***** Entries *****

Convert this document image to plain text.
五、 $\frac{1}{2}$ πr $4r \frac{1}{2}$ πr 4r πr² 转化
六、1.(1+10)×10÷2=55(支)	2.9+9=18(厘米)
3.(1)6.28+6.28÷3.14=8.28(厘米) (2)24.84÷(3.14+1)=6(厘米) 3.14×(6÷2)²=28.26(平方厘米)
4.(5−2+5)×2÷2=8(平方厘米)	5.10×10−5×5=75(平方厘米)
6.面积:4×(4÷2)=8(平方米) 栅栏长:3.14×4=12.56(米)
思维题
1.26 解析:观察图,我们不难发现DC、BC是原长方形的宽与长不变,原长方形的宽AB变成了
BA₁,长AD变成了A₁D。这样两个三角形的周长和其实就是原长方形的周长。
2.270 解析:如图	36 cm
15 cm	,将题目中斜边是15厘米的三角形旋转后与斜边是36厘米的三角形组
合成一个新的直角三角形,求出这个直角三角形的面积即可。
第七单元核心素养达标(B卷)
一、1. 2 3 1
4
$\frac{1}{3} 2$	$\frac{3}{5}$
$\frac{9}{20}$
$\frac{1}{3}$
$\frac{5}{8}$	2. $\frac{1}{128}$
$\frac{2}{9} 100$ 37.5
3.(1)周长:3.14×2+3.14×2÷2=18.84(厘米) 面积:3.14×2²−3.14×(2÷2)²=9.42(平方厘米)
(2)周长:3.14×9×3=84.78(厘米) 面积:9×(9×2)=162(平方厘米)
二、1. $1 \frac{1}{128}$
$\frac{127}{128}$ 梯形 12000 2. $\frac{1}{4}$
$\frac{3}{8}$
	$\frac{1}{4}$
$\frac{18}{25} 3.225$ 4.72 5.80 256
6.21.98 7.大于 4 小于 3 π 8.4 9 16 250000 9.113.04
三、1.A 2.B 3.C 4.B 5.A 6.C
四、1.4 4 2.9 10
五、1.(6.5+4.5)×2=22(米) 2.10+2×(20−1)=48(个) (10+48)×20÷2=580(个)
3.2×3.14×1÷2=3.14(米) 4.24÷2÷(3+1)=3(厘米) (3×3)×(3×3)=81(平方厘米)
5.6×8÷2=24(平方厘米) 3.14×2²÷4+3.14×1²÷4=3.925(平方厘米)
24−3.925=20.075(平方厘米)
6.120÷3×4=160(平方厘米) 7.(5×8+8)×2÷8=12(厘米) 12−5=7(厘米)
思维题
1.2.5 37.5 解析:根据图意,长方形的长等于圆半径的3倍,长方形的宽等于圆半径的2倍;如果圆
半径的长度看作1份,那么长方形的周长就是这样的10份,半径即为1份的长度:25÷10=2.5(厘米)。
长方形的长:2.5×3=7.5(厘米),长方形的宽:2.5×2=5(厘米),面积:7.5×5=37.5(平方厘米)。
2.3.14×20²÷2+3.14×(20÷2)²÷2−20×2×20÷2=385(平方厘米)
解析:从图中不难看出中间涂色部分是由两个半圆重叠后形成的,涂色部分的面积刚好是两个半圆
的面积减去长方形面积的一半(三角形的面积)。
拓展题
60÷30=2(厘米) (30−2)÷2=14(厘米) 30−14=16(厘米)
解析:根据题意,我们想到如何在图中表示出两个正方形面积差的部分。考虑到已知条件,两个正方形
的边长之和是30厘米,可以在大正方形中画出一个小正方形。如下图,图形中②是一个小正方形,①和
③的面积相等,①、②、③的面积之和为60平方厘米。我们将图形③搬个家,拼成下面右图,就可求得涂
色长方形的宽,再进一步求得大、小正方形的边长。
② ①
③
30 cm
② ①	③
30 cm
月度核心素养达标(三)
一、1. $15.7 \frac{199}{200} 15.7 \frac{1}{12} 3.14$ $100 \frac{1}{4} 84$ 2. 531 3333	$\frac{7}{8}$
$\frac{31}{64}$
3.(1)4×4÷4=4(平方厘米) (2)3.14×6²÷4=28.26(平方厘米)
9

*****

What you need to do =
Each line of the material above needs to be quoted exactly, please.

In response =
Convert this document image to plain text.
五、 $\frac{1}{2}$ πr $4r \frac{1}{2}$ πr 4r πr² 转化
六、1.(1+10)×10÷2=55(支)	2.9+9=18(厘米)
3.(1)6.28+6.28÷3.14=8.28(厘米) (2)24.84÷(3.14+1)=6(厘米) 3.14×(6÷2)²=28.26(平方厘米)
4.(5−2+5)×2÷2=8(平方厘米)	5.10×10−5×5=75(平方厘米)
6.面积:4×(4÷2)=8(平方米) 栅栏长:3.14×4=12.56(米)
思维题
1.26 解析:观察图,我们不难发现DC、BC是原长方形的宽与长不变,原长方形的宽AB变成了
BA₁,长AD变成了A₁D。这样两个三角形的周长和其实就是原长方形的周长。
2.270 解析:如图	36 cm
15 cm	,将题目中斜边是15厘米的三角形旋转后与斜边是36厘米的三角形组
合成一个新的直角三角形,求出这个直角三角形的面积即可。
第七单元核心素养达标(B卷)
一、1. 2 3 1
4
$\frac{1}{3} 2$	$\frac{3}{5}$
$\frac{9}{20}$
$\frac{1}{3}$
$\frac{5}{8}$	2. $\frac{1}{128}$
$\frac{2}{9} 100$ 37.5
3.(1)周长:3.14×2+3.14×2÷2=18.84(厘米) 面积:3.14×2²−3.14×(2÷2)²=9.42(平方厘米)
(2)周长:3.14×9×3=84.78(厘米) 面积:9×(9×2)=162(平方厘米)
二、1. $1 \frac{1}{128}$
$\frac{127}{128}$ 梯形 12000 2. $\frac{1}{4}$
$\frac{3}{8}$
	$\frac{1}{4}$
$\frac{18}{25} 3.225$ 4.72 5.80 256
6.21.98 7.大于 4 小于 3 π 8.4 9 16 250000 9.113.04
三、1.A 2.B 3.C 4.B 5.A 6.C
四、1.4 4 2.9 10
五、1.(6.5+4.5)×2=22(米) 2.10+2×(20−1)=48(个) (10+48)×20÷2=580(个)
3.2×3.14×1÷2=3.14(米) 4.24÷2÷(3+1)=3(厘米) (3×3)×(3×3)=81(平方厘米)
5.6×8÷2=24(平方厘米) 3.14×2²÷4+3.14×1²÷4=3.925(平方厘米)
24−3.925=20.075(平方厘米)
6.120÷3×4=160(平方厘米) 7.(5×8+8)×2÷8=12(厘米) 12−5=7(厘米)
思维题
1.2.5 37.5 解析:根据图意,长方形的长等于圆半径的3倍,长方形的宽等于圆半径的2倍;如果圆
半径的长度看作1份,那么长方形的周长就是这样的10份,半径即为1份的长度:25÷10=2.5(厘米)。
长方形的长:2.5×3=7.5(厘米),长方形的宽:2.5×2=5(厘米),面积:7.5×5=37.5(平方厘米)。
2.3.14×20²÷2+3.14×(20÷2)²÷2−20×2×20÷2=385(平方厘米)
解析:从图中不难看出中间涂色部分是由两个半圆重叠后形成的,涂色部分的面积刚好是两个半圆
的面积减去长方形面积的一半(三角形的面积)。
拓展题
60÷30=2(厘米) (30−2)÷2=14(厘米) 30−14=16(厘米)
解析:根据题意,我们想到如何在图中表示出两个正方形面积差的部分。考虑到已知条件,两个正方形
的边长之和是30厘米,可以在大正方形中画出一个小正方形。如下图,图形中②是一个小正方形,①和
③的面积相等,①、②、③的面积之和为60平方厘米。我们将图形③搬个家,拼成下面右图,就可求得涂
色长方形的宽,再进一步求得大、小正方形的边长。
② ①
③
30 cm
② ①	③
30 cm
月度核心素养达标(三)
一、1. $15.7 \frac{199}{200} 15.7 \frac{1}{12} 3.14$ $100 \frac{1}{4} 84$ 2. 531 3333	$\frac{7}{8}$
$\frac{31}{64}$
3.(1)4×4÷4=4(平方厘米) (2)3.14×6²÷4=28.26(平方厘米)
9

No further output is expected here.